Task details: Without the pictures, set down every line of the data exactly.

Data provided:
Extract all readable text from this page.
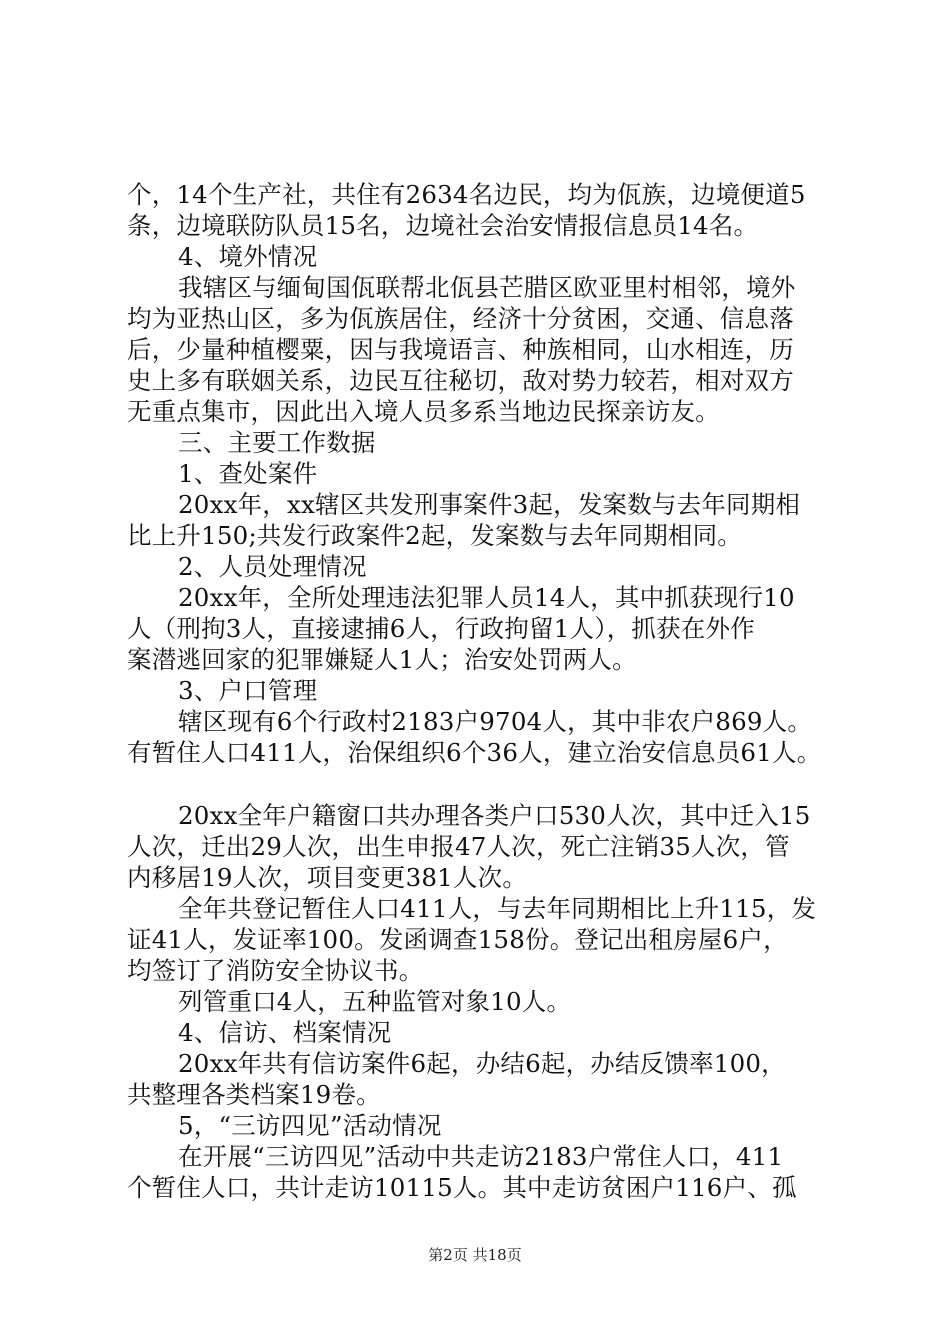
个，14个生产社，共住有2634名边民，均为佤族，边境便道5
条，边境联防队员15名，边境社会治安情报信息员14名。
4、境外情况
我辖区与缅甸国佤联帮北佤县芒腊区欧亚里村相邻，境外
均为亚热山区，多为佤族居住，经济十分贫困，交通、信息落
后，少量种植樱粟，因与我境语言、种族相同，山水相连，历
史上多有联姻关系，边民互往秘切，敌对势力较若，相对双方
无重点集市，因此出入境人员多系当地边民探亲访友。
三、主要工作数据
1、查处案件
20xx年，xx辖区共发刑事案件3起，发案数与去年同期相
比上升150;共发行政案件2起，发案数与去年同期相同。
2、人员处理情况
20xx年，全所处理违法犯罪人员14人，其中抓获现行10
人（刑拘3人，直接逮捕6人，行政拘留1人），抓获在外作
案潜逃回家的犯罪嫌疑人1人；治安处罚两人。
3、户口管理
辖区现有6个行政村2183户9704人，其中非农户869人。
有暂住人口411人，治保组织6个36人，建立治安信息员61人。
20xx全年户籍窗口共办理各类户口530人次，其中迁入15
人次，迁出29人次，出生申报47人次，死亡注销35人次，管
内移居19人次，项目变更381人次。
全年共登记暂住人口411人，与去年同期相比上升115，发
证41人，发证率100。发函调查158份。登记出租房屋6户，
均签订了消防安全协议书。
列管重口4人，五种监管对象10人。
4、信访、档案情况
20xx年共有信访案件6起，办结6起，办结反馈率100，
共整理各类档案19卷。
5，“三访四见”活动情况
在开展“三访四见”活动中共走访2183户常住人口，411
个暂住人口，共计走访10115人。其中走访贫困户116户、孤
第2页 共18页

The response:
Extract all readable text from this page.
个，14个生产社，共住有2634名边民，均为佤族，边境便道5
条，边境联防队员15名，边境社会治安情报信息员14名。
4、境外情况
我辖区与缅甸国佤联帮北佤县芒腊区欧亚里村相邻，境外
均为亚热山区，多为佤族居住，经济十分贫困，交通、信息落
后，少量种植樱粟，因与我境语言、种族相同，山水相连，历
史上多有联姻关系，边民互往秘切，敌对势力较若，相对双方
无重点集市，因此出入境人员多系当地边民探亲访友。
三、主要工作数据
1、查处案件
20xx年，xx辖区共发刑事案件3起，发案数与去年同期相
比上升150;共发行政案件2起，发案数与去年同期相同。
2、人员处理情况
20xx年，全所处理违法犯罪人员14人，其中抓获现行10
人（刑拘3人，直接逮捕6人，行政拘留1人），抓获在外作
案潜逃回家的犯罪嫌疑人1人；治安处罚两人。
3、户口管理
辖区现有6个行政村2183户9704人，其中非农户869人。
有暂住人口411人，治保组织6个36人，建立治安信息员61人。
20xx全年户籍窗口共办理各类户口530人次，其中迁入15
人次，迁出29人次，出生申报47人次，死亡注销35人次，管
内移居19人次，项目变更381人次。
全年共登记暂住人口411人，与去年同期相比上升115，发
证41人，发证率100。发函调查158份。登记出租房屋6户，
均签订了消防安全协议书。
列管重口4人，五种监管对象10人。
4、信访、档案情况
20xx年共有信访案件6起，办结6起，办结反馈率100，
共整理各类档案19卷。
5，“三访四见”活动情况
在开展“三访四见”活动中共走访2183户常住人口，411
个暂住人口，共计走访10115人。其中走访贫困户116户、孤
第2页 共18页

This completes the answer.